Make an exact transcription of the material, leaving out all images.
::: Working data
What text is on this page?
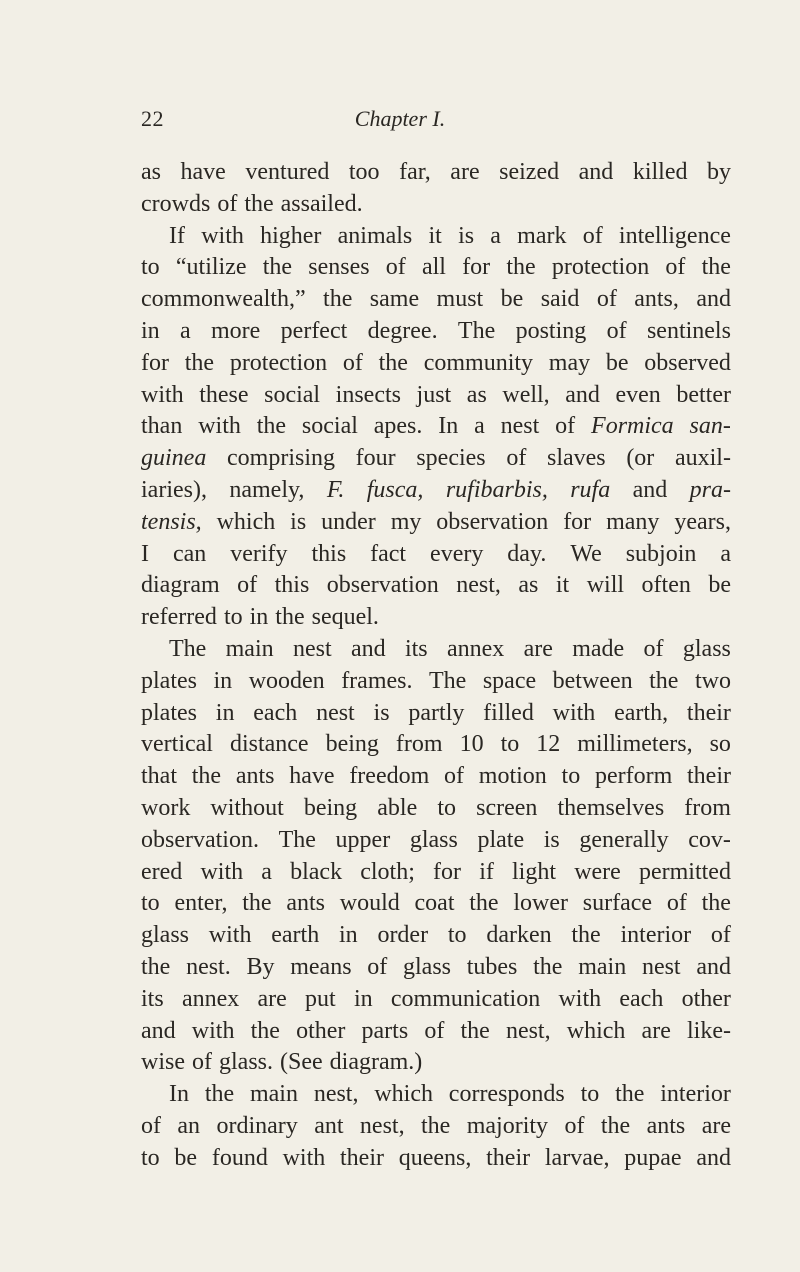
22	Chapter I.
as have ventured too far, are seized and killed by
crowds of the assailed.
If with higher animals it is a mark of intelligence
to “utilize the senses of all for the protection of the
commonwealth,” the same must be said of ants, and
in a more perfect degree. The posting of sentinels
for the protection of the community may be observed
with these social insects just as well, and even better
than with the social apes. In a nest of Formica san-
guinea comprising four species of slaves (or auxil-
iaries), namely, F. fusca, rufibarbis, rufa and pra-
tensis, which is under my observation for many years,
I can verify this fact every day. We subjoin a
diagram of this observation nest, as it will often be
referred to in the sequel.
The main nest and its annex are made of glass
plates in wooden frames. The space between the two
plates in each nest is partly filled with earth, their
vertical distance being from 10 to 12 millimeters, so
that the ants have freedom of motion to perform their
work without being able to screen themselves from
observation. The upper glass plate is generally cov-
ered with a black cloth; for if light were permitted
to enter, the ants would coat the lower surface of the
glass with earth in order to darken the interior of
the nest. By means of glass tubes the main nest and
its annex are put in communication with each other
and with the other parts of the nest, which are like-
wise of glass. (See diagram.)
In the main nest, which corresponds to the interior
of an ordinary ant nest, the majority of the ants are
to be found with their queens, their larvae, pupae and
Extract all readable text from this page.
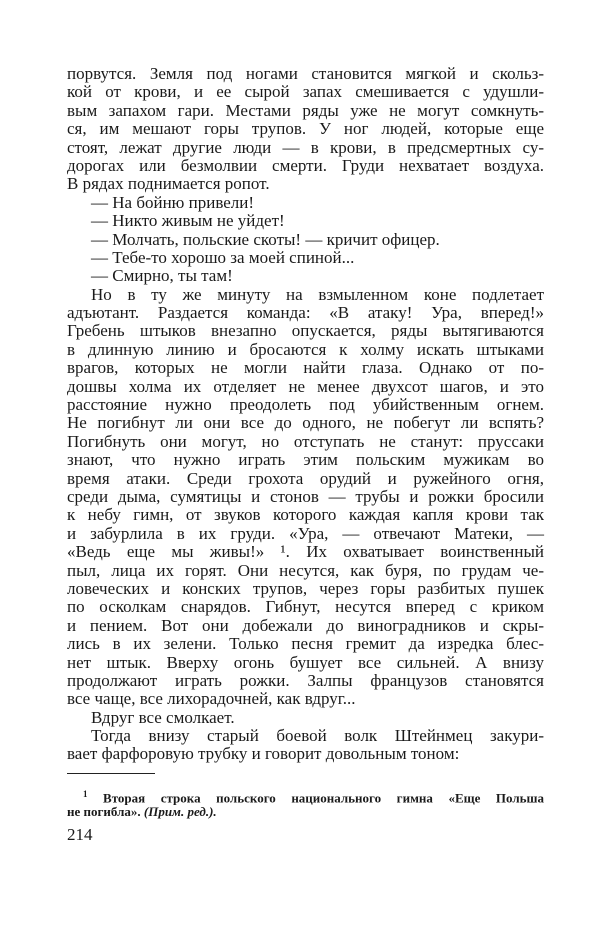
порвутся. Земля под ногами становится мягкой и скольз-
кой от крови, и ее сырой запах смешивается с удушли-
вым запахом гари. Местами ряды уже не могут сомкнуть-
ся, им мешают горы трупов. У ног людей, которые еще
стоят, лежат другие люди — в крови, в предсмертных су-
дорогах или безмолвии смерти. Груди нехватает воздуха.
В рядах поднимается ропот.
— На бойню привели!
— Никто живым не уйдет!
— Молчать, польские скоты! — кричит офицер.
— Тебе-то хорошо за моей спиной...
— Смирно, ты там!
Но в ту же минуту на взмыленном коне подлетает
адъютант. Раздается команда: «В атаку! Ура, вперед!»
Гребень штыков внезапно опускается, ряды вытягиваются
в длинную линию и бросаются к холму искать штыками
врагов, которых не могли найти глаза. Однако от по-
дошвы холма их отделяет не менее двухсот шагов, и это
расстояние нужно преодолеть под убийственным огнем.
Не погибнут ли они все до одного, не побегут ли вспять?
Погибнуть они могут, но отступать не станут: пруссаки
знают, что нужно играть этим польским мужикам во
время атаки. Среди грохота орудий и ружейного огня,
среди дыма, сумятицы и стонов — трубы и рожки бросили
к небу гимн, от звуков которого каждая капля крови так
и забурлила в их груди. «Ура, — отвечают Матеки, —
«Ведь еще мы живы!» ¹. Их охватывает воинственный
пыл, лица их горят. Они несутся, как буря, по грудам че-
ловеческих и конских трупов, через горы разбитых пушек
по осколкам снарядов. Гибнут, несутся вперед с криком
и пением. Вот они добежали до виноградников и скры-
лись в их зелени. Только песня гремит да изредка блес-
нет штык. Вверху огонь бушует все сильней. А внизу
продолжают играть рожки. Залпы французов становятся
все чаще, все лихорадочней, как вдруг...
Вдруг все смолкает.
Тогда внизу старый боевой волк Штейнмец закури-
вает фарфоровую трубку и говорит довольным тоном:
$^1$ Вторая строка польского национального гимна «Еще Польша
не погибла». (Прим. ред.).
214
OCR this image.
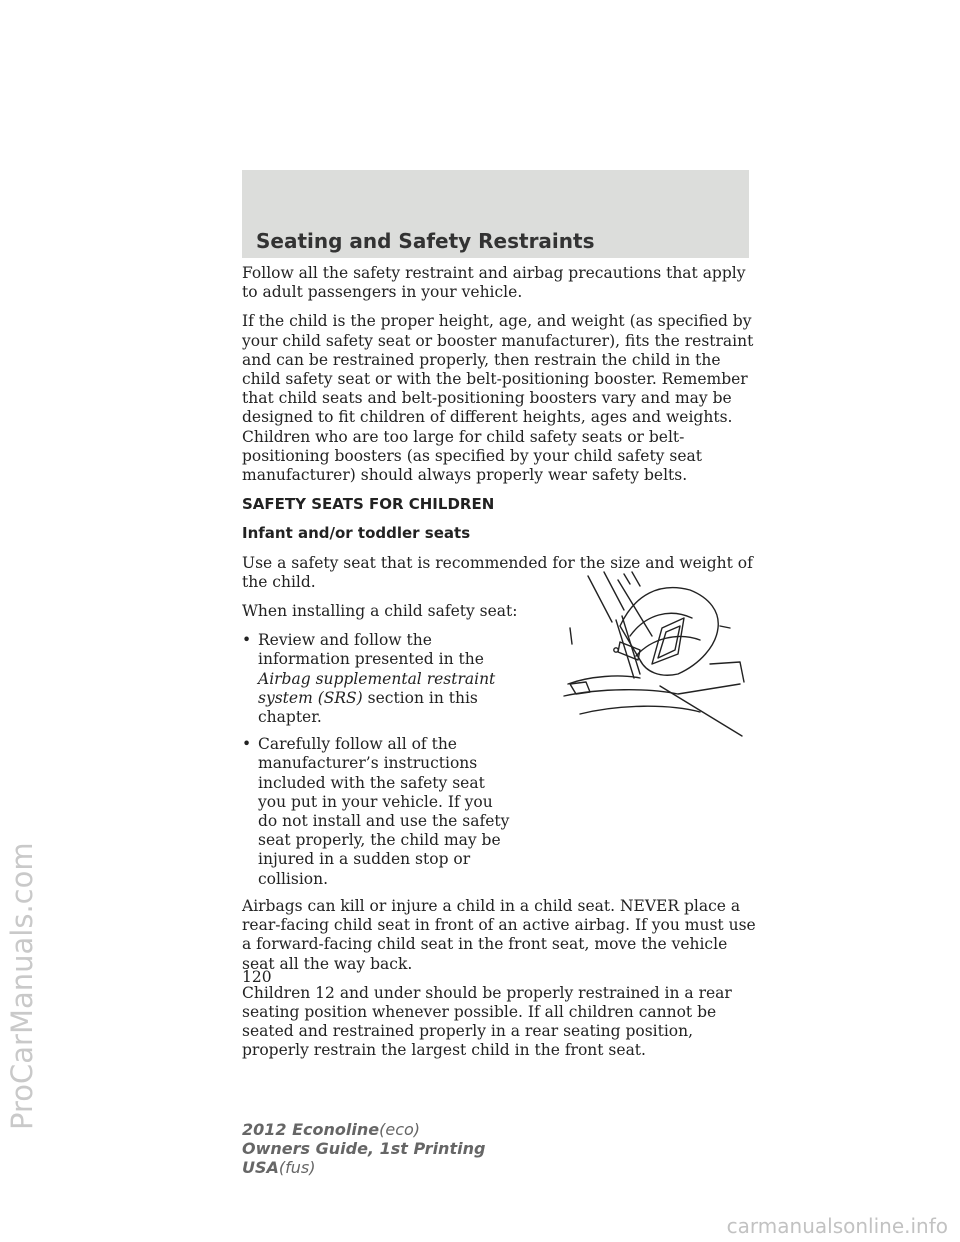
Seating and Safety Restraints

Follow all the safety restraint and airbag precautions that apply to adult passengers in your vehicle.

If the child is the proper height, age, and weight (as specified by your child safety seat or booster manufacturer), fits the restraint and can be restrained properly, then restrain the child in the child safety seat or with the belt-positioning booster. Remember that child seats and belt-positioning boosters vary and may be designed to fit children of different heights, ages and weights. Children who are too large for child safety seats or belt-positioning boosters (as specified by your child safety seat manufacturer) should always properly wear safety belts.

SAFETY SEATS FOR CHILDREN

Infant and/or toddler seats

Use a safety seat that is recommended for the size and weight of the child.

When installing a child safety seat:

• Review and follow the information presented in the Airbag supplemental restraint system (SRS) section in this chapter.
• Carefully follow all of the manufacturer’s instructions included with the safety seat you put in your vehicle. If you do not install and use the safety seat properly, the child may be injured in a sudden stop or collision.

Airbags can kill or injure a child in a child seat. NEVER place a rear-facing child seat in front of an active airbag. If you must use a forward-facing child seat in the front seat, move the vehicle seat all the way back.

Children 12 and under should be properly restrained in a rear seating position whenever possible. If all children cannot be seated and restrained properly in a rear seating position, properly restrain the largest child in the front seat.

120
2012 Econoline(eco)
Owners Guide, 1st Printing
USA(fus)
ProCarManuals.com
carmanualsonline.info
::::::
> _Task output_:
What text is on this page?
22	Chapter I.
as have ventured too far, are seized and killed by
crowds of the assailed.
If with higher animals it is a mark of intelligence
to “utilize the senses of all for the protection of the
commonwealth,” the same must be said of ants, and
in a more perfect degree. The posting of sentinels
for the protection of the community may be observed
with these social insects just as well, and even better
than with the social apes. In a nest of Formica san-
guinea comprising four species of slaves (or auxil-
iaries), namely, F. fusca, rufibarbis, rufa and pra-
tensis, which is under my observation for many years,
I can verify this fact every day. We subjoin a
diagram of this observation nest, as it will often be
referred to in the sequel.
The main nest and its annex are made of glass
plates in wooden frames. The space between the two
plates in each nest is partly filled with earth, their
vertical distance being from 10 to 12 millimeters, so
that the ants have freedom of motion to perform their
work without being able to screen themselves from
observation. The upper glass plate is generally cov-
ered with a black cloth; for if light were permitted
to enter, the ants would coat the lower surface of the
glass with earth in order to darken the interior of
the nest. By means of glass tubes the main nest and
its annex are put in communication with each other
and with the other parts of the nest, which are like-
wise of glass. (See diagram.)
In the main nest, which corresponds to the interior
of an ordinary ant nest, the majority of the ants are
to be found with their queens, their larvae, pupae and
Extract all readable text from this page.
порвутся. Земля под ногами становится мягкой и скольз-
кой от крови, и ее сырой запах смешивается с удушли-
вым запахом гари. Местами ряды уже не могут сомкнуть-
ся, им мешают горы трупов. У ног людей, которые еще
стоят, лежат другие люди — в крови, в предсмертных су-
дорогах или безмолвии смерти. Груди нехватает воздуха.
В рядах поднимается ропот.
— На бойню привели!
— Никто живым не уйдет!
— Молчать, польские скоты! — кричит офицер.
— Тебе-то хорошо за моей спиной...
— Смирно, ты там!
Но в ту же минуту на взмыленном коне подлетает
адъютант. Раздается команда: «В атаку! Ура, вперед!»
Гребень штыков внезапно опускается, ряды вытягиваются
в длинную линию и бросаются к холму искать штыками
врагов, которых не могли найти глаза. Однако от по-
дошвы холма их отделяет не менее двухсот шагов, и это
расстояние нужно преодолеть под убийственным огнем.
Не погибнут ли они все до одного, не побегут ли вспять?
Погибнуть они могут, но отступать не станут: пруссаки
знают, что нужно играть этим польским мужикам во
время атаки. Среди грохота орудий и ружейного огня,
среди дыма, сумятицы и стонов — трубы и рожки бросили
к небу гимн, от звуков которого каждая капля крови так
и забурлила в их груди. «Ура, — отвечают Матеки, —
«Ведь еще мы живы!» ¹. Их охватывает воинственный
пыл, лица их горят. Они несутся, как буря, по грудам че-
ловеческих и конских трупов, через горы разбитых пушек
по осколкам снарядов. Гибнут, несутся вперед с криком
и пением. Вот они добежали до виноградников и скры-
лись в их зелени. Только песня гремит да изредка блес-
нет штык. Вверху огонь бушует все сильней. А внизу
продолжают играть рожки. Залпы французов становятся
все чаще, все лихорадочней, как вдруг...
Вдруг все смолкает.
Тогда внизу старый боевой волк Штейнмец закури-
вает фарфоровую трубку и говорит довольным тоном:
$^1$ Вторая строка польского национального гимна «Еще Польша
не погибла». (Прим. ред.).
214
OCR this image.
Seating and Safety Restraints

Follow all the safety restraint and airbag precautions that apply to adult passengers in your vehicle.

If the child is the proper height, age, and weight (as specified by your child safety seat or booster manufacturer), fits the restraint and can be restrained properly, then restrain the child in the child safety seat or with the belt-positioning booster. Remember that child seats and belt-positioning boosters vary and may be designed to fit children of different heights, ages and weights. Children who are too large for child safety seats or belt-positioning boosters (as specified by your child safety seat manufacturer) should always properly wear safety belts.

SAFETY SEATS FOR CHILDREN

Infant and/or toddler seats

Use a safety seat that is recommended for the size and weight of the child.

When installing a child safety seat:

• Review and follow the information presented in the Airbag supplemental restraint system (SRS) section in this chapter.
• Carefully follow all of the manufacturer’s instructions included with the safety seat you put in your vehicle. If you do not install and use the safety seat properly, the child may be injured in a sudden stop or collision.

Airbags can kill or injure a child in a child seat. NEVER place a rear-facing child seat in front of an active airbag. If you must use a forward-facing child seat in the front seat, move the vehicle seat all the way back.

Children 12 and under should be properly restrained in a rear seating position whenever possible. If all children cannot be seated and restrained properly in a rear seating position, properly restrain the largest child in the front seat.

120
2012 Econoline(eco)
Owners Guide, 1st Printing
USA(fus)
ProCarManuals.com
carmanualsonline.info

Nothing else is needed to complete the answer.